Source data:
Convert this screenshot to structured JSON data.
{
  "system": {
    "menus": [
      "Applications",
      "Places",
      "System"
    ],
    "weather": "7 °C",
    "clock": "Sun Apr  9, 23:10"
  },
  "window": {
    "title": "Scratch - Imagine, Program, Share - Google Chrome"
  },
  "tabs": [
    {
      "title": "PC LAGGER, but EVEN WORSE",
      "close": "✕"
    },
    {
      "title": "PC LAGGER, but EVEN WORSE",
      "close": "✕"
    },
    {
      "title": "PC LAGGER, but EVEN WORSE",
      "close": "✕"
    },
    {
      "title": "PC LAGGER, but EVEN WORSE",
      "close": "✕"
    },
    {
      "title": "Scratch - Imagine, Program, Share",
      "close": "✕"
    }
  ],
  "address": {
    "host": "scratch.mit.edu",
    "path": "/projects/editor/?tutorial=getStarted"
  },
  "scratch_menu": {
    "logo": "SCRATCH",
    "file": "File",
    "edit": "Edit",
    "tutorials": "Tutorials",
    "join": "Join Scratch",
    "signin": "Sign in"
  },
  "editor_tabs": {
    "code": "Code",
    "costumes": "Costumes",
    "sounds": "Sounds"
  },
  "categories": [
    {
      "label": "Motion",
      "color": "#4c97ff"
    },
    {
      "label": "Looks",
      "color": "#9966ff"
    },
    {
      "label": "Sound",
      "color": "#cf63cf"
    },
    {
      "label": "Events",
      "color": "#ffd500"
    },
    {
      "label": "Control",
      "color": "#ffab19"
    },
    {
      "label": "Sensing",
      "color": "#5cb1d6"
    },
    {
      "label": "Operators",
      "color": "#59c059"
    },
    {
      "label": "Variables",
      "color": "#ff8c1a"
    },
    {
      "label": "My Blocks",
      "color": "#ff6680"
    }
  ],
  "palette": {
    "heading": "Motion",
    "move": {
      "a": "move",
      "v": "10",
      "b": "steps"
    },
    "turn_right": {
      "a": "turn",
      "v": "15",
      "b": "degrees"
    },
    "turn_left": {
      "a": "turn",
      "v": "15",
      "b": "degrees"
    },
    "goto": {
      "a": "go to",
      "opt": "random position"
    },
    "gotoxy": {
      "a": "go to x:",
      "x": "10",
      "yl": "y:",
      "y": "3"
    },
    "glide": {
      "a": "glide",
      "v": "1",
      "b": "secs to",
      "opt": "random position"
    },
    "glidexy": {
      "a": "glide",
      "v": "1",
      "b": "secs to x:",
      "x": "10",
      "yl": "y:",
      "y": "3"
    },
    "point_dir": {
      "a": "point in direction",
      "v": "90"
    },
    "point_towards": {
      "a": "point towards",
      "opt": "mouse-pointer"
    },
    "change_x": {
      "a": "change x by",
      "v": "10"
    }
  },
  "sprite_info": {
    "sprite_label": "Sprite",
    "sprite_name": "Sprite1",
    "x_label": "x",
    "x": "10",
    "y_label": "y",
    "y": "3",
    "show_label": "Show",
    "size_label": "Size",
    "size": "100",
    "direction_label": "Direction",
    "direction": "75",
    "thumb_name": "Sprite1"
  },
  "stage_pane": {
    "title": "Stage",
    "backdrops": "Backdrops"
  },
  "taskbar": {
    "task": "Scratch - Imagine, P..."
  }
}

Task instructions: Retype all the material above precisely, with no line left out.

Exercise response:
Convert this screenshot to structured JSON data.
{
  "system": {
    "menus": [
      "Applications",
      "Places",
      "System"
    ],
    "weather": "7 °C",
    "clock": "Sun Apr  9, 23:10"
  },
  "window": {
    "title": "Scratch - Imagine, Program, Share - Google Chrome"
  },
  "tabs": [
    {
      "title": "PC LAGGER, but EVEN WORSE",
      "close": "✕"
    },
    {
      "title": "PC LAGGER, but EVEN WORSE",
      "close": "✕"
    },
    {
      "title": "PC LAGGER, but EVEN WORSE",
      "close": "✕"
    },
    {
      "title": "PC LAGGER, but EVEN WORSE",
      "close": "✕"
    },
    {
      "title": "Scratch - Imagine, Program, Share",
      "close": "✕"
    }
  ],
  "address": {
    "host": "scratch.mit.edu",
    "path": "/projects/editor/?tutorial=getStarted"
  },
  "scratch_menu": {
    "logo": "SCRATCH",
    "file": "File",
    "edit": "Edit",
    "tutorials": "Tutorials",
    "join": "Join Scratch",
    "signin": "Sign in"
  },
  "editor_tabs": {
    "code": "Code",
    "costumes": "Costumes",
    "sounds": "Sounds"
  },
  "categories": [
    {
      "label": "Motion",
      "color": "#4c97ff"
    },
    {
      "label": "Looks",
      "color": "#9966ff"
    },
    {
      "label": "Sound",
      "color": "#cf63cf"
    },
    {
      "label": "Events",
      "color": "#ffd500"
    },
    {
      "label": "Control",
      "color": "#ffab19"
    },
    {
      "label": "Sensing",
      "color": "#5cb1d6"
    },
    {
      "label": "Operators",
      "color": "#59c059"
    },
    {
      "label": "Variables",
      "color": "#ff8c1a"
    },
    {
      "label": "My Blocks",
      "color": "#ff6680"
    }
  ],
  "palette": {
    "heading": "Motion",
    "move": {
      "a": "move",
      "v": "10",
      "b": "steps"
    },
    "turn_right": {
      "a": "turn",
      "v": "15",
      "b": "degrees"
    },
    "turn_left": {
      "a": "turn",
      "v": "15",
      "b": "degrees"
    },
    "goto": {
      "a": "go to",
      "opt": "random position"
    },
    "gotoxy": {
      "a": "go to x:",
      "x": "10",
      "yl": "y:",
      "y": "3"
    },
    "glide": {
      "a": "glide",
      "v": "1",
      "b": "secs to",
      "opt": "random position"
    },
    "glidexy": {
      "a": "glide",
      "v": "1",
      "b": "secs to x:",
      "x": "10",
      "yl": "y:",
      "y": "3"
    },
    "point_dir": {
      "a": "point in direction",
      "v": "90"
    },
    "point_towards": {
      "a": "point towards",
      "opt": "mouse-pointer"
    },
    "change_x": {
      "a": "change x by",
      "v": "10"
    }
  },
  "sprite_info": {
    "sprite_label": "Sprite",
    "sprite_name": "Sprite1",
    "x_label": "x",
    "x": "10",
    "y_label": "y",
    "y": "3",
    "show_label": "Show",
    "size_label": "Size",
    "size": "100",
    "direction_label": "Direction",
    "direction": "75",
    "thumb_name": "Sprite1"
  },
  "stage_pane": {
    "title": "Stage",
    "backdrops": "Backdrops"
  },
  "taskbar": {
    "task": "Scratch - Imagine, P..."
  }
}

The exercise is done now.